Copy out every line of the records where the string "land" occurs.
# Start of Listed records
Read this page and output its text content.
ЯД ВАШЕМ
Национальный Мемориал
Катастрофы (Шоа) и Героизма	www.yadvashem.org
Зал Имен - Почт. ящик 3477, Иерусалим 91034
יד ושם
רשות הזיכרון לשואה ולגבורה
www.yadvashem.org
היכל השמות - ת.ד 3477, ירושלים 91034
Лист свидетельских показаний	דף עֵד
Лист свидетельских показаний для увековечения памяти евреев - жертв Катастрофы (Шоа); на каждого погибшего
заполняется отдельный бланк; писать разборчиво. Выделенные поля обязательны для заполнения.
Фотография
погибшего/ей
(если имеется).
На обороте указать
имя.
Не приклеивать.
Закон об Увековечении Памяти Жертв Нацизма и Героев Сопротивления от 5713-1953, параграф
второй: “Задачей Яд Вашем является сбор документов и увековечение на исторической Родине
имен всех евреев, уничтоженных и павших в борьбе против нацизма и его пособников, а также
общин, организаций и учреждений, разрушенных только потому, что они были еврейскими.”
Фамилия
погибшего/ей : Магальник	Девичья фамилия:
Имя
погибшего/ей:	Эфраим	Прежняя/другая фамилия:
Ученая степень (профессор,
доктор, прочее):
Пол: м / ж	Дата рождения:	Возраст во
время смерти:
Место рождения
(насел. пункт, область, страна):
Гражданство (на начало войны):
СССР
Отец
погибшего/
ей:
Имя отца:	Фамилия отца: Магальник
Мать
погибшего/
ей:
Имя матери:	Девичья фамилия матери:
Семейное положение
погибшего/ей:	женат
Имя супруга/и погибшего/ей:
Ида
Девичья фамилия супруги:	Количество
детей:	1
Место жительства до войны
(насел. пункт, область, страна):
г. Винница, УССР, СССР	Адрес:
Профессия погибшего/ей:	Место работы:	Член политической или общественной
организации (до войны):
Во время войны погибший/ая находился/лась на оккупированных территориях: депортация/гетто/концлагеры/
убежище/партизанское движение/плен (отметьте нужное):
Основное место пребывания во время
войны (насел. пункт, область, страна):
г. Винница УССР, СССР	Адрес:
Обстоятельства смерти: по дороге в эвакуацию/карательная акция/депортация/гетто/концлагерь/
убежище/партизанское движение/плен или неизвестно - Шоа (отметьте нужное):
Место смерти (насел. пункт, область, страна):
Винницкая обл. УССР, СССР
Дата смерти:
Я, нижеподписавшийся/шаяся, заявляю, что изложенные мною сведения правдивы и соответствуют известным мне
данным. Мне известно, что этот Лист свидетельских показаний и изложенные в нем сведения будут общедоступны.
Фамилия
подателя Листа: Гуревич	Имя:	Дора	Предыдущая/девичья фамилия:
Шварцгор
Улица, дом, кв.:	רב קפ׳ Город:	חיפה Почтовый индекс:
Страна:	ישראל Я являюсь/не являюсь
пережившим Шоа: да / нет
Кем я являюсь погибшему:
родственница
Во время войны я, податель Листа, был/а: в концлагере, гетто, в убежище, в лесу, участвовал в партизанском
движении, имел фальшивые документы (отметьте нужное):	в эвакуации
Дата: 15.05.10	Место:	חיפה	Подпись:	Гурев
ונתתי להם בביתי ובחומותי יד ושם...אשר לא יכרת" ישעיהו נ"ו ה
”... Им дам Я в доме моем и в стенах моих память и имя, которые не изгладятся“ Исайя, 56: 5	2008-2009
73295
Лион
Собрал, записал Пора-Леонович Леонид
# End of Listed records
# Start of Listed records
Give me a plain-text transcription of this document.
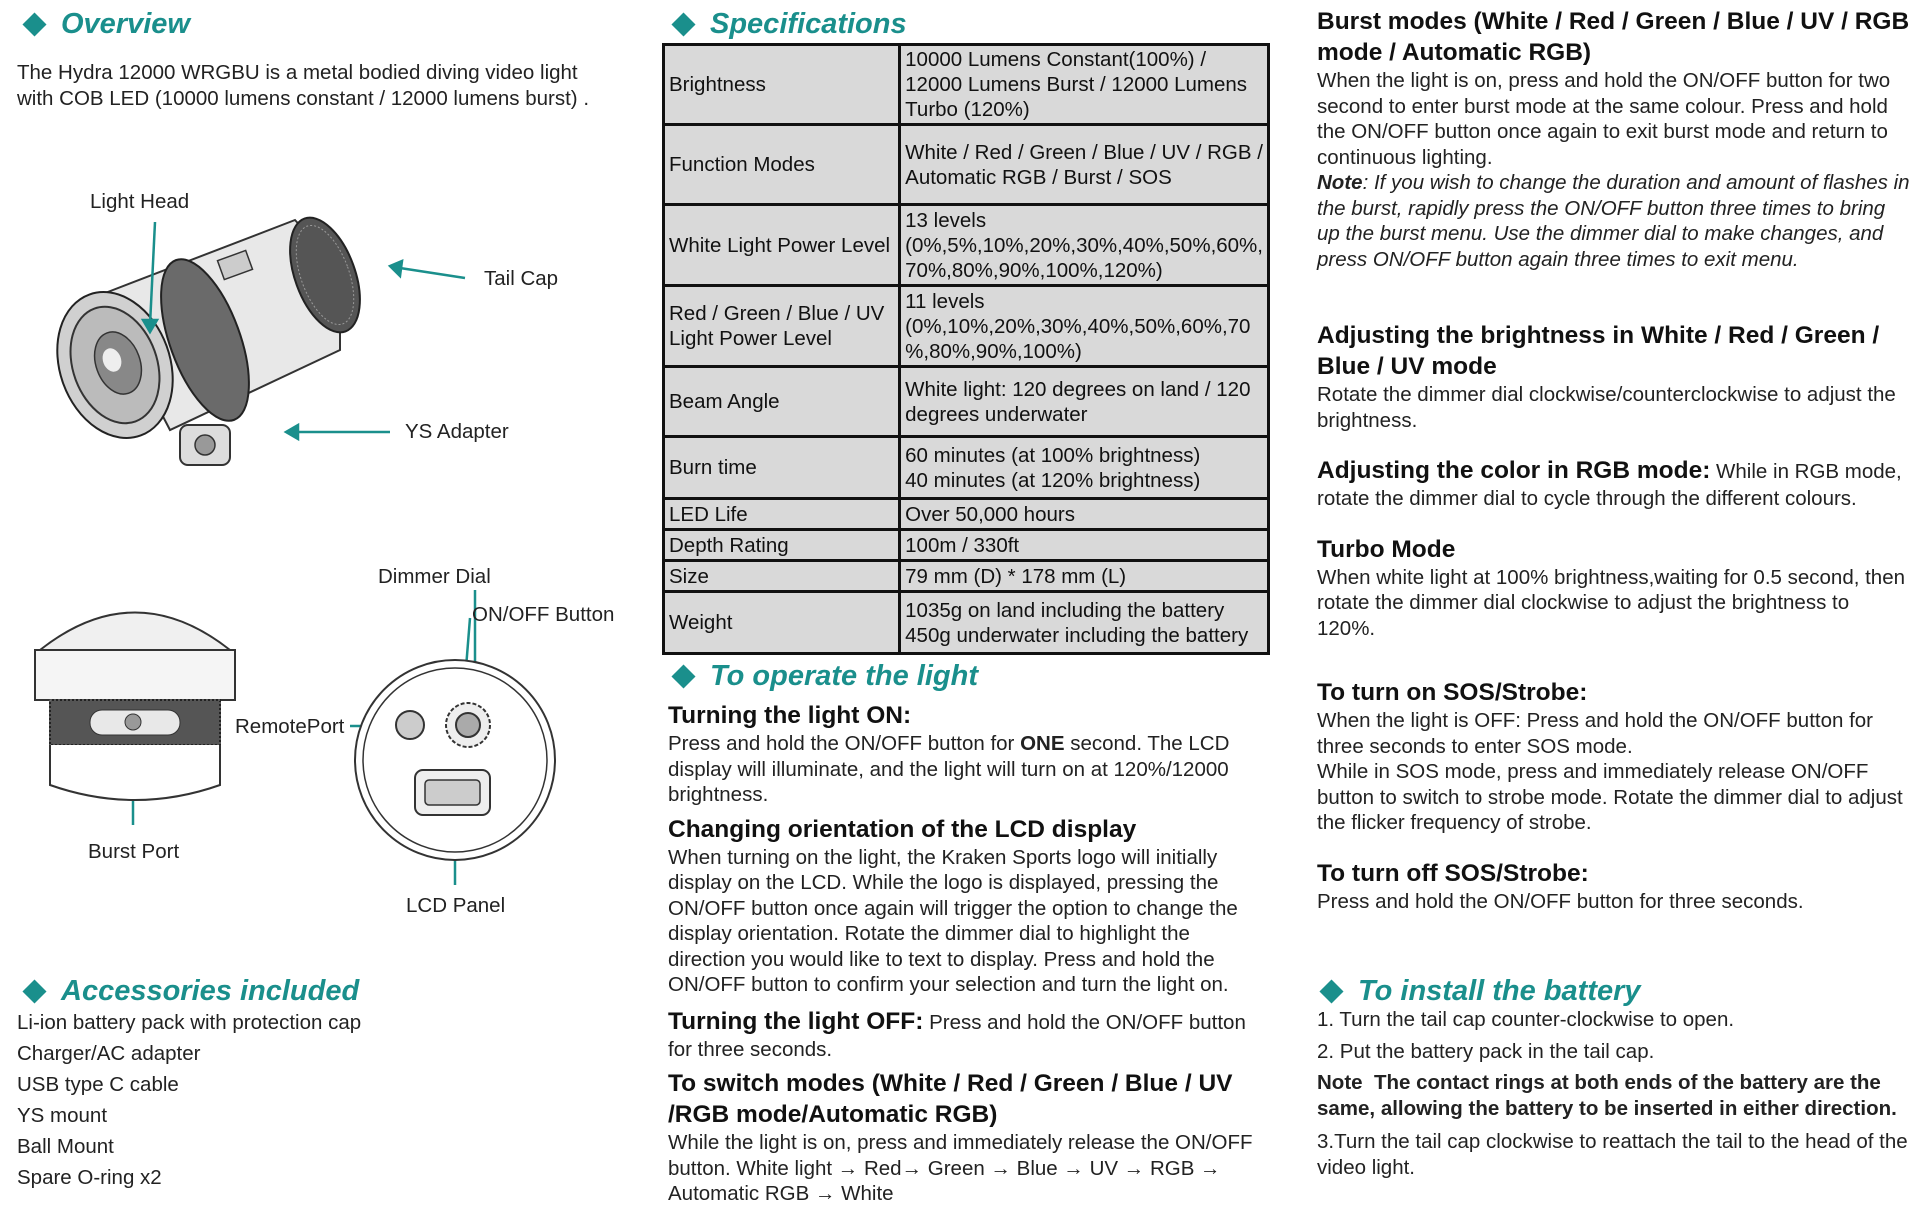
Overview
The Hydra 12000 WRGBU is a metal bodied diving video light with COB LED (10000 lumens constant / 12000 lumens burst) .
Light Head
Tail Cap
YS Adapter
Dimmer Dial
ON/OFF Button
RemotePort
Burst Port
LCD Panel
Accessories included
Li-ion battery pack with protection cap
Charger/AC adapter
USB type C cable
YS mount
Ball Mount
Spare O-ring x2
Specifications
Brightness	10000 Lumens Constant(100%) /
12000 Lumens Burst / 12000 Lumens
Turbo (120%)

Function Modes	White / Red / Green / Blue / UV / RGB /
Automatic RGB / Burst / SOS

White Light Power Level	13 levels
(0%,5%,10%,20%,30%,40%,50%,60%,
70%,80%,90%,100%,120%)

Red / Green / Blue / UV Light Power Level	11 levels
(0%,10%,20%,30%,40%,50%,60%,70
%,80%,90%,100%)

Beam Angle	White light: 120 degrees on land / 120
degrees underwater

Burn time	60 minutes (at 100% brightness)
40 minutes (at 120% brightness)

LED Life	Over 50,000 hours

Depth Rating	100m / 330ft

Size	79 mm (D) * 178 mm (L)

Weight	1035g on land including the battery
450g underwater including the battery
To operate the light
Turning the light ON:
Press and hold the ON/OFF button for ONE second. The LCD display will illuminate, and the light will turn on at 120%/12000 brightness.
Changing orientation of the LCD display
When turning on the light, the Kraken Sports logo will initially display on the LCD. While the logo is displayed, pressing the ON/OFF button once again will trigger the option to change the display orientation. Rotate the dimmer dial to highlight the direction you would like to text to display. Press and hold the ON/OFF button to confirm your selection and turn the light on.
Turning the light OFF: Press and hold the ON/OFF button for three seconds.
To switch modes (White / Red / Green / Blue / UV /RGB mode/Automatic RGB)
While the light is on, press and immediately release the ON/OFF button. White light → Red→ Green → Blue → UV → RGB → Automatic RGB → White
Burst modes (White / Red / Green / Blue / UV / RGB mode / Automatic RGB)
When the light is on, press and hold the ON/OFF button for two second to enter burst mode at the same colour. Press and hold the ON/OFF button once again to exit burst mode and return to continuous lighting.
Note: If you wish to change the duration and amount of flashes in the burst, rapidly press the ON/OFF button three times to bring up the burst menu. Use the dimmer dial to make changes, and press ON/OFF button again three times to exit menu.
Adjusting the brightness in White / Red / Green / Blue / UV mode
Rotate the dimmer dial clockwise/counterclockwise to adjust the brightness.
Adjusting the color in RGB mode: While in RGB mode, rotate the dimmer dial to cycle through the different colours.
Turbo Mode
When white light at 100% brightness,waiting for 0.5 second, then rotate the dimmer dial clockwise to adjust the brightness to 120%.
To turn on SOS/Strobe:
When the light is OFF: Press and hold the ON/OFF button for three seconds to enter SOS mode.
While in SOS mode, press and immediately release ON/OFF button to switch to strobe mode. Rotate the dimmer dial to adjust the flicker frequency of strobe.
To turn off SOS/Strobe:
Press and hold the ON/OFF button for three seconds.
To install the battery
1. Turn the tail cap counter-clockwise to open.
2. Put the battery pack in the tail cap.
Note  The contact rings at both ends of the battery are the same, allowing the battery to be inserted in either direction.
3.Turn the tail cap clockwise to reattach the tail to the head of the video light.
# End of Listed records
**Problem solution**
Beam Angle	White light: 120 degrees on land / 120
Weight	1035g on land including the battery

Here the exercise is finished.